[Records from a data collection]
--

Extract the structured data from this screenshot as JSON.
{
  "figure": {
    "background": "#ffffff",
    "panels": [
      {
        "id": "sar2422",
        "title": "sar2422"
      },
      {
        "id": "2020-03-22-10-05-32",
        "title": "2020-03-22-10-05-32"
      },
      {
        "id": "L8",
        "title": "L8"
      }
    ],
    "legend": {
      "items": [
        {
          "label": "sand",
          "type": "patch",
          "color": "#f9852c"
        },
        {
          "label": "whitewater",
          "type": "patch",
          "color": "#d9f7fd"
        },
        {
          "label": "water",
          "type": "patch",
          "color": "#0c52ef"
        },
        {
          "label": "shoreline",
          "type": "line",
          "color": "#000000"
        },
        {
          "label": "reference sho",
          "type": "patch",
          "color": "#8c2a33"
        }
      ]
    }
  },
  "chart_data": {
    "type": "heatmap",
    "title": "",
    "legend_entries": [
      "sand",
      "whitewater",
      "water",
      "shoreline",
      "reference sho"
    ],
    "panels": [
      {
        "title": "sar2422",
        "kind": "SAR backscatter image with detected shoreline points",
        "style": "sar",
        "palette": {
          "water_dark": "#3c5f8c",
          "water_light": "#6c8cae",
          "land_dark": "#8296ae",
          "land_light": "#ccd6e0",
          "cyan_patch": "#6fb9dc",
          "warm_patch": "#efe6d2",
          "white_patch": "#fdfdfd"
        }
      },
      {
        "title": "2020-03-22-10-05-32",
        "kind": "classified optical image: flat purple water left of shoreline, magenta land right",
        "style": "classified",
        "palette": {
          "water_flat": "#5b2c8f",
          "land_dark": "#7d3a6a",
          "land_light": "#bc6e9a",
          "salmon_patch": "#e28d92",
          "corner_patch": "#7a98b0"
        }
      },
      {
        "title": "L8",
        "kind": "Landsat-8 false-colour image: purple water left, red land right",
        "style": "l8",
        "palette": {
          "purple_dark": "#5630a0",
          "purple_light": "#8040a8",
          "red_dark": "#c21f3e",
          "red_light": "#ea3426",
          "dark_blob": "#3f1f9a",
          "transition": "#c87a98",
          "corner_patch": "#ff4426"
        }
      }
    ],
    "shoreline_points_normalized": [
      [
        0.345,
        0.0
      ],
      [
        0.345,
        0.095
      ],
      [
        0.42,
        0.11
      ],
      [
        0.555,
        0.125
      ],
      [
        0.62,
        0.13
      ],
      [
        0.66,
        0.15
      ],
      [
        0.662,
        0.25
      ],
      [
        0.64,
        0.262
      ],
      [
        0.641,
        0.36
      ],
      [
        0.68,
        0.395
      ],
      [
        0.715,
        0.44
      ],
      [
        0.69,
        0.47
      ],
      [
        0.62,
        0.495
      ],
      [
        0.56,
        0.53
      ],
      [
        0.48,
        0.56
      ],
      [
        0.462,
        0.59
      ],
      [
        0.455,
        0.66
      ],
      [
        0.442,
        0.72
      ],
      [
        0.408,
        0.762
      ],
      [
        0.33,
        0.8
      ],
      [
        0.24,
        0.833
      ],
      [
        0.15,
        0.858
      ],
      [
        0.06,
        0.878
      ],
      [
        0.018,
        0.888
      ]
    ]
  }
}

--

What you have to do ::
Of the lines in the listing, how many hold the word "style"? Nothing but the number is needed.

Solution ::
3